> **WHAT THIS TASK INVOLVES**
Identify all lines of the data containing the string "每种土使用前测" and copy them.

> **Saved entries**
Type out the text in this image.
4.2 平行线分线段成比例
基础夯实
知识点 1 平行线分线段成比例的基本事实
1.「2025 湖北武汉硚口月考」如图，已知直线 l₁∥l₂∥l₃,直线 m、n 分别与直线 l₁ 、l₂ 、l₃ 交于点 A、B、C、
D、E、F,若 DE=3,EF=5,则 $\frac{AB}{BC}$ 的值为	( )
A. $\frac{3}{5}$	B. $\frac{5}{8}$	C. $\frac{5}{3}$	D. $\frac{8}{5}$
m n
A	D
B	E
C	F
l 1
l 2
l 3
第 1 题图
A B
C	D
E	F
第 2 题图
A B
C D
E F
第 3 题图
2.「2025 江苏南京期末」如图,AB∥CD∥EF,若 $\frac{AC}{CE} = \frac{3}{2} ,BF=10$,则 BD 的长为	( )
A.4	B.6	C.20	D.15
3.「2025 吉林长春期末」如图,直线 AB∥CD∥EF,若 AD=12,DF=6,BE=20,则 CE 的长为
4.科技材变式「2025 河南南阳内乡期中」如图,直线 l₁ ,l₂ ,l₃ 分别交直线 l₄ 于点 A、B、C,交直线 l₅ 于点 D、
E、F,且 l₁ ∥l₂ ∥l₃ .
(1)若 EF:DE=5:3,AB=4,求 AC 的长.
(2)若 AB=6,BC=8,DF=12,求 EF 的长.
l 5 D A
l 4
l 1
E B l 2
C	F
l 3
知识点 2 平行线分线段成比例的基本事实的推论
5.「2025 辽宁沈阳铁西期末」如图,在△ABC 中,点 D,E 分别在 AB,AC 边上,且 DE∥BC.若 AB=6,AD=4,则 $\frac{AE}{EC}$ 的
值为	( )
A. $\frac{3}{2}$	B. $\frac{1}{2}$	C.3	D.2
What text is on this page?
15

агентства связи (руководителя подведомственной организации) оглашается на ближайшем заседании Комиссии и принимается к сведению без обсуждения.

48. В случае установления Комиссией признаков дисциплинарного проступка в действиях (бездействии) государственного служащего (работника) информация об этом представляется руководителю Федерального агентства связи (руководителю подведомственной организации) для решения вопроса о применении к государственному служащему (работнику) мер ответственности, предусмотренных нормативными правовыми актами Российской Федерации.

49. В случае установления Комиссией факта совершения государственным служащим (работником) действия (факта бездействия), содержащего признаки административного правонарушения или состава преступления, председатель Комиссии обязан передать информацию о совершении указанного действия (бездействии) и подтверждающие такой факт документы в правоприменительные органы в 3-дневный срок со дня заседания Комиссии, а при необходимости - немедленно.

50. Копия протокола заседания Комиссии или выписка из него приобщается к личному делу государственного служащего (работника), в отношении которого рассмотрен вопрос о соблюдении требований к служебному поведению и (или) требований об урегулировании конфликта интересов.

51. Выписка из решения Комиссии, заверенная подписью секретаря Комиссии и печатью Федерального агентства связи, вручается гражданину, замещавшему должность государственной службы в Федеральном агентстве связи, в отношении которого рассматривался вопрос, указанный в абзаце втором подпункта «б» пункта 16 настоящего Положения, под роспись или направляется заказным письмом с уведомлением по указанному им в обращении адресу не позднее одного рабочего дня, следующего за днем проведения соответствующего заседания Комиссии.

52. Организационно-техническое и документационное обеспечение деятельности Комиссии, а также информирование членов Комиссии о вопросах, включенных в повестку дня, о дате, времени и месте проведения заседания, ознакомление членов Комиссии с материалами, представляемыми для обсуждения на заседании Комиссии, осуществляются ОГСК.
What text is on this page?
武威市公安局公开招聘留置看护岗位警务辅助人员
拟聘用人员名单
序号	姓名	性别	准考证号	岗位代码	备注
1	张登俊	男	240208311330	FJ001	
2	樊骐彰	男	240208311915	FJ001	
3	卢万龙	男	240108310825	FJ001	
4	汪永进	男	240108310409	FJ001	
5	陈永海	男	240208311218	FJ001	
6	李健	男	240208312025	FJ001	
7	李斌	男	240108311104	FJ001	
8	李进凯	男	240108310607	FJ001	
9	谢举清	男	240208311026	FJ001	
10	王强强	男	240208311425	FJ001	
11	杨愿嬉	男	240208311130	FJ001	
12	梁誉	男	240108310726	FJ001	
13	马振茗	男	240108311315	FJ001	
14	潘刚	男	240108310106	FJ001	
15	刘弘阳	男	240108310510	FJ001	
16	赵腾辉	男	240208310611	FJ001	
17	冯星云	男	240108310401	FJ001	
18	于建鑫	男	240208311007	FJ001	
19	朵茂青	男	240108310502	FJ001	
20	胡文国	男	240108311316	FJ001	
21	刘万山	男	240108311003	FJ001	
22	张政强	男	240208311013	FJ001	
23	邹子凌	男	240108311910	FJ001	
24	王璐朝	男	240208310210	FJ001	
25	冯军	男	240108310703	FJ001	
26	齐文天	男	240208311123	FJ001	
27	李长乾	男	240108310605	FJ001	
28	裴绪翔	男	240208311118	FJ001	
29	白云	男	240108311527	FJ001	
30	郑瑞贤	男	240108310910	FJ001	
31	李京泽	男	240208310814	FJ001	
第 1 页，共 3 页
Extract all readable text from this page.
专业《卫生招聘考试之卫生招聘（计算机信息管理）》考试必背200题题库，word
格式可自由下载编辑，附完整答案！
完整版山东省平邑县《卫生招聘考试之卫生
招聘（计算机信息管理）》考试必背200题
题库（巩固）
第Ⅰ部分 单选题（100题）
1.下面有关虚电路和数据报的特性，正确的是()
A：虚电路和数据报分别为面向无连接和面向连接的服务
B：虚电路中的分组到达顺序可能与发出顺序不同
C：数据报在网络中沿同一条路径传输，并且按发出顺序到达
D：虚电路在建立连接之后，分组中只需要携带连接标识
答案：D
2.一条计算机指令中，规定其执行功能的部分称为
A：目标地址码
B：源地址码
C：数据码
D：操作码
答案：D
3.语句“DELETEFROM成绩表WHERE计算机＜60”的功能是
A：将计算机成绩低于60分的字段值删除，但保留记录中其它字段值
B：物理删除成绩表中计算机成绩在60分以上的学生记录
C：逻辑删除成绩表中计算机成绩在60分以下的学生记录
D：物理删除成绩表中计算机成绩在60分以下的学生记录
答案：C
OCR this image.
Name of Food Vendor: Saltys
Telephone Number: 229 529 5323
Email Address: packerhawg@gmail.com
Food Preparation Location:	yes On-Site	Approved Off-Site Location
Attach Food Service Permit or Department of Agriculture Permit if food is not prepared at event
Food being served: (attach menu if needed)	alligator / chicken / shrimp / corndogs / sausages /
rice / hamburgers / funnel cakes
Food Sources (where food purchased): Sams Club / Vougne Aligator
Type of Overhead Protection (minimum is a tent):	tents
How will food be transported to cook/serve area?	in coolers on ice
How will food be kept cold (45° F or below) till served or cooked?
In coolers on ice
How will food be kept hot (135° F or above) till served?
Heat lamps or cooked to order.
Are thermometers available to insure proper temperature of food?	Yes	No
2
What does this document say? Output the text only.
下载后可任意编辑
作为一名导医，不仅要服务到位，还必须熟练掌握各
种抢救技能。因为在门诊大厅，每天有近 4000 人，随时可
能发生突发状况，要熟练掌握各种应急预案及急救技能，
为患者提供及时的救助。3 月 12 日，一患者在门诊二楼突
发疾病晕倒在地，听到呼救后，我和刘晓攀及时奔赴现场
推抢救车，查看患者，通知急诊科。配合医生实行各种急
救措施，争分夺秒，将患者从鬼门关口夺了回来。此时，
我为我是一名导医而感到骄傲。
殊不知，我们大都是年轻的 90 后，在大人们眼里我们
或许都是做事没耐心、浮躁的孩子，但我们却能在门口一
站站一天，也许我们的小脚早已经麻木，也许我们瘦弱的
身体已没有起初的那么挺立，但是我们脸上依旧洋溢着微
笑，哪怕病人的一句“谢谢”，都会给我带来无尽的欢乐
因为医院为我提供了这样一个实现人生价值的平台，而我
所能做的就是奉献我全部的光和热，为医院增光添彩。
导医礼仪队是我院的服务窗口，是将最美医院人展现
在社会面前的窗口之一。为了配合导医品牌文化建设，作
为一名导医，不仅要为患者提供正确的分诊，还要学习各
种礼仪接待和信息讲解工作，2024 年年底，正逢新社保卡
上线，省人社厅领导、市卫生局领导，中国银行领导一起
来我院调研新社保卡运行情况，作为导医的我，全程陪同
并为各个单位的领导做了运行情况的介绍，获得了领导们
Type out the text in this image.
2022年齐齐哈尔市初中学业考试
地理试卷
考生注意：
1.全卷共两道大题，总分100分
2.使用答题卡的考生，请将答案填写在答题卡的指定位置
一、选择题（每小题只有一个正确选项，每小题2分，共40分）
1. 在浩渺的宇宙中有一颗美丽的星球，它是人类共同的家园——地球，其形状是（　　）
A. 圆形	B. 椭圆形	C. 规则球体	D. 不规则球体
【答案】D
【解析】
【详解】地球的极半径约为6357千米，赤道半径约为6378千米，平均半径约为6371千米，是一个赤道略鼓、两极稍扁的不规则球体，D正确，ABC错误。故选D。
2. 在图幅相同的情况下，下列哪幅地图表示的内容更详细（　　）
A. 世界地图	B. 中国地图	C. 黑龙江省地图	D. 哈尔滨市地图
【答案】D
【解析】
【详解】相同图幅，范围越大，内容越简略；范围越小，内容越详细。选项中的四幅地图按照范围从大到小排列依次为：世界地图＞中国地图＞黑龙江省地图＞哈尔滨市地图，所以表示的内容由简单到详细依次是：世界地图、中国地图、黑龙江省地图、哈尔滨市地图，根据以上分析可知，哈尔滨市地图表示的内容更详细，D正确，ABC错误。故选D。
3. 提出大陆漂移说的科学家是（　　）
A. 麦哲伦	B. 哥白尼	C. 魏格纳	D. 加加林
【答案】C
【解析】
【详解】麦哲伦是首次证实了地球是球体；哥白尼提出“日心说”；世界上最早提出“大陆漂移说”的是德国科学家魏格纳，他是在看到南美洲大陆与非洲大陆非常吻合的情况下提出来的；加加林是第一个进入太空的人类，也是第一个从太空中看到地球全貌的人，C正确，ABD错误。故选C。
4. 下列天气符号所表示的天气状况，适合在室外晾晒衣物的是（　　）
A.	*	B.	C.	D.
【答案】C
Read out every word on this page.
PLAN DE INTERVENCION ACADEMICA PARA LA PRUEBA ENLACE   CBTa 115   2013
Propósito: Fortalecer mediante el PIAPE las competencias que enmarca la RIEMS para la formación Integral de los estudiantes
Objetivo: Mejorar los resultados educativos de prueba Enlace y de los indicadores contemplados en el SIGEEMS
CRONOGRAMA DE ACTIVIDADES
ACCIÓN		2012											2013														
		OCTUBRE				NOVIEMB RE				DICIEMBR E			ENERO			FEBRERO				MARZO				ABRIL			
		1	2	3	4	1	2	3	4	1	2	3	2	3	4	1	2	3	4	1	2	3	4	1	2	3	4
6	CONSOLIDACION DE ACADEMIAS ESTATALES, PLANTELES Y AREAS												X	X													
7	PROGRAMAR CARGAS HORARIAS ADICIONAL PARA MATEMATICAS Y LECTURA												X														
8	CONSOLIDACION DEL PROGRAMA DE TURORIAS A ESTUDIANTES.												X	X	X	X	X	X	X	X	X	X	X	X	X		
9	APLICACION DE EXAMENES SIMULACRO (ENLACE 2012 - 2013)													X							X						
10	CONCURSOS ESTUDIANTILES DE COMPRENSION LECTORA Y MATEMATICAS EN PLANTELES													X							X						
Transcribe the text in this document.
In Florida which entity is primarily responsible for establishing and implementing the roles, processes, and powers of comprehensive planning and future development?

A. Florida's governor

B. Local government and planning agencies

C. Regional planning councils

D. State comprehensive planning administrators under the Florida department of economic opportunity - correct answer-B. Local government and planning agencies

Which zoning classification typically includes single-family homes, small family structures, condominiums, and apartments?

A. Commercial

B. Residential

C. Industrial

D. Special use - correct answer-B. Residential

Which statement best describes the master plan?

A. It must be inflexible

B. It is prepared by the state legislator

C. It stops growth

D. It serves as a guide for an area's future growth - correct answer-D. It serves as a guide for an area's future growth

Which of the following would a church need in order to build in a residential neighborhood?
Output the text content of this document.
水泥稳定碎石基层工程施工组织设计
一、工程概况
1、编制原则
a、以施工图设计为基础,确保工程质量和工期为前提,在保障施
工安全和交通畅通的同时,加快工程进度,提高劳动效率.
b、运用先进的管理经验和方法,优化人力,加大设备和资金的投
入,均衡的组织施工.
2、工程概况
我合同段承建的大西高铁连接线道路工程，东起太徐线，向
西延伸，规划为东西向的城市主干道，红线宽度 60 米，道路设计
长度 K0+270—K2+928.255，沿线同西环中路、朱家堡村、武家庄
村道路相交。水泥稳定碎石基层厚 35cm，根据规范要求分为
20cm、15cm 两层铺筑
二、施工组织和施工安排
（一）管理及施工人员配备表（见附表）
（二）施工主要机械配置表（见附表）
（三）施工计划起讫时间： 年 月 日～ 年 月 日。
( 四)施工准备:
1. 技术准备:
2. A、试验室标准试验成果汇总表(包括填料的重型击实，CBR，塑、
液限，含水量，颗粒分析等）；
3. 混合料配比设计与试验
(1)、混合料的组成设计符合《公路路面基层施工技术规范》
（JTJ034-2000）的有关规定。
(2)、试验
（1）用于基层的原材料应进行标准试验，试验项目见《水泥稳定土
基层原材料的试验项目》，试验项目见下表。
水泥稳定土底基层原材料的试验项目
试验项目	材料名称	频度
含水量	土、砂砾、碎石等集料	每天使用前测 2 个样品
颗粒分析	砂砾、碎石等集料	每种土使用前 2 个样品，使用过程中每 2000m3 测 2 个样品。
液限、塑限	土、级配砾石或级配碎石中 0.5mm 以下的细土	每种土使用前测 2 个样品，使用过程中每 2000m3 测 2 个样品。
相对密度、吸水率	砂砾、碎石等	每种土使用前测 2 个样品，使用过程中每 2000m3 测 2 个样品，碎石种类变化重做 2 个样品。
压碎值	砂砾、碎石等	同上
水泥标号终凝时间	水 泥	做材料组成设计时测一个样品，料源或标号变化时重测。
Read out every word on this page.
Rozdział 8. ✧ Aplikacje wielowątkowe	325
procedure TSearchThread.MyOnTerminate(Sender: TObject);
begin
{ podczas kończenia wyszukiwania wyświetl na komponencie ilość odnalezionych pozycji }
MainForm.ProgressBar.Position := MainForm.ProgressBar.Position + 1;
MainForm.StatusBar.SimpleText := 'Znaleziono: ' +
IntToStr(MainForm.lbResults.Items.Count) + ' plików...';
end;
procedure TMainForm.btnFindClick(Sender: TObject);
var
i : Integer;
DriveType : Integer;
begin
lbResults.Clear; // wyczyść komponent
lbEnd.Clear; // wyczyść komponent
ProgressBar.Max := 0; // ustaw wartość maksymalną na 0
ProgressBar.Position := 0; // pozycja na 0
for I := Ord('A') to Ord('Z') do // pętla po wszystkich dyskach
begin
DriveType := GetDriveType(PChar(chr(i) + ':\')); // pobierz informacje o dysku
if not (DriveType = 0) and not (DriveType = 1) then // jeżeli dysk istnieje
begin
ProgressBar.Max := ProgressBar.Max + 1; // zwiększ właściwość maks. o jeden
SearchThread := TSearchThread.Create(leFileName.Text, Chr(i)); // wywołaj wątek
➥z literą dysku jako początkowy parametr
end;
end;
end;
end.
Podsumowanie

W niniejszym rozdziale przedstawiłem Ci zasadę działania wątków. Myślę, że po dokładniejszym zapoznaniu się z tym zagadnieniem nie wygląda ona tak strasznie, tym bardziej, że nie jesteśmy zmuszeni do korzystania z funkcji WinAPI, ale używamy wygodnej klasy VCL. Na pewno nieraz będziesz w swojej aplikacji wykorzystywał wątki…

> **RIGHT ANSWER**
液限、塑限	土、级配砾石或级配碎石中 0.5mm 以下的细土	每种土使用前测 2 个样品，使用过程中每 2000m3 测 2 个样品。
相对密度、吸水率	砂砾、碎石等	每种土使用前测 2 个样品，使用过程中每 2000m3 测 2 个样品，碎石种类变化重做 2 个样品。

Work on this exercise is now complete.